- _THE TASK_: Below are some entries. Output each one exactly as it appears.

- _DATA SHOWN_:
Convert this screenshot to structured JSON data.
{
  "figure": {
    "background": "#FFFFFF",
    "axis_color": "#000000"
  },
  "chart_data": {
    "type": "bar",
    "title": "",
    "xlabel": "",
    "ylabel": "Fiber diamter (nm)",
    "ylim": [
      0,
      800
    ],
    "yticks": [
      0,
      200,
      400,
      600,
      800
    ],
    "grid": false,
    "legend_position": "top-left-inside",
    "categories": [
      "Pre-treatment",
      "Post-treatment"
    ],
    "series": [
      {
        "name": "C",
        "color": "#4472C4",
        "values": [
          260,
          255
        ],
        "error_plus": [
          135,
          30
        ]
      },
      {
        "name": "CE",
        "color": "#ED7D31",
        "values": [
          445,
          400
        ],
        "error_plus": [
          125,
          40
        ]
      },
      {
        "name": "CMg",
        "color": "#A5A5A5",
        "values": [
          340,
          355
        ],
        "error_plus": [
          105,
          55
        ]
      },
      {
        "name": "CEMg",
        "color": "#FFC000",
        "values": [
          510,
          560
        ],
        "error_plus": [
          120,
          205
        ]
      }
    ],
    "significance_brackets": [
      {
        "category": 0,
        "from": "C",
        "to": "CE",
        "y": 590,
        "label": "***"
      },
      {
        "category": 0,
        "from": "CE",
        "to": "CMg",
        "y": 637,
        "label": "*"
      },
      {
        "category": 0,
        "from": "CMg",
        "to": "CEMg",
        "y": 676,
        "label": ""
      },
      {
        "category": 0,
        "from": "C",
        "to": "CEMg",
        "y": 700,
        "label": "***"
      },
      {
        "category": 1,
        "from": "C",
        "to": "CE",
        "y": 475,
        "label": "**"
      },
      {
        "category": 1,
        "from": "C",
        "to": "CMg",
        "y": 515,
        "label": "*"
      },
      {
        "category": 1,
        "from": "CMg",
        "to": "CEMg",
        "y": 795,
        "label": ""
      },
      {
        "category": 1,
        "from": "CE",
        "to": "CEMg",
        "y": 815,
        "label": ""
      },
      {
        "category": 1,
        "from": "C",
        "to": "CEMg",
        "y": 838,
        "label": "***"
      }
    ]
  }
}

- _THE REPLY_:
Convert this screenshot to structured JSON data.
{
  "figure": {
    "background": "#FFFFFF",
    "axis_color": "#000000"
  },
  "chart_data": {
    "type": "bar",
    "title": "",
    "xlabel": "",
    "ylabel": "Fiber diamter (nm)",
    "ylim": [
      0,
      800
    ],
    "yticks": [
      0,
      200,
      400,
      600,
      800
    ],
    "grid": false,
    "legend_position": "top-left-inside",
    "categories": [
      "Pre-treatment",
      "Post-treatment"
    ],
    "series": [
      {
        "name": "C",
        "color": "#4472C4",
        "values": [
          260,
          255
        ],
        "error_plus": [
          135,
          30
        ]
      },
      {
        "name": "CE",
        "color": "#ED7D31",
        "values": [
          445,
          400
        ],
        "error_plus": [
          125,
          40
        ]
      },
      {
        "name": "CMg",
        "color": "#A5A5A5",
        "values": [
          340,
          355
        ],
        "error_plus": [
          105,
          55
        ]
      },
      {
        "name": "CEMg",
        "color": "#FFC000",
        "values": [
          510,
          560
        ],
        "error_plus": [
          120,
          205
        ]
      }
    ],
    "significance_brackets": [
      {
        "category": 0,
        "from": "C",
        "to": "CE",
        "y": 590,
        "label": "***"
      },
      {
        "category": 0,
        "from": "CE",
        "to": "CMg",
        "y": 637,
        "label": "*"
      },
      {
        "category": 0,
        "from": "CMg",
        "to": "CEMg",
        "y": 676,
        "label": ""
      },
      {
        "category": 0,
        "from": "C",
        "to": "CEMg",
        "y": 700,
        "label": "***"
      },
      {
        "category": 1,
        "from": "C",
        "to": "CE",
        "y": 475,
        "label": "**"
      },
      {
        "category": 1,
        "from": "C",
        "to": "CMg",
        "y": 515,
        "label": "*"
      },
      {
        "category": 1,
        "from": "CMg",
        "to": "CEMg",
        "y": 795,
        "label": ""
      },
      {
        "category": 1,
        "from": "CE",
        "to": "CEMg",
        "y": 815,
        "label": ""
      },
      {
        "category": 1,
        "from": "C",
        "to": "CEMg",
        "y": 838,
        "label": "***"
      }
    ]
  }
}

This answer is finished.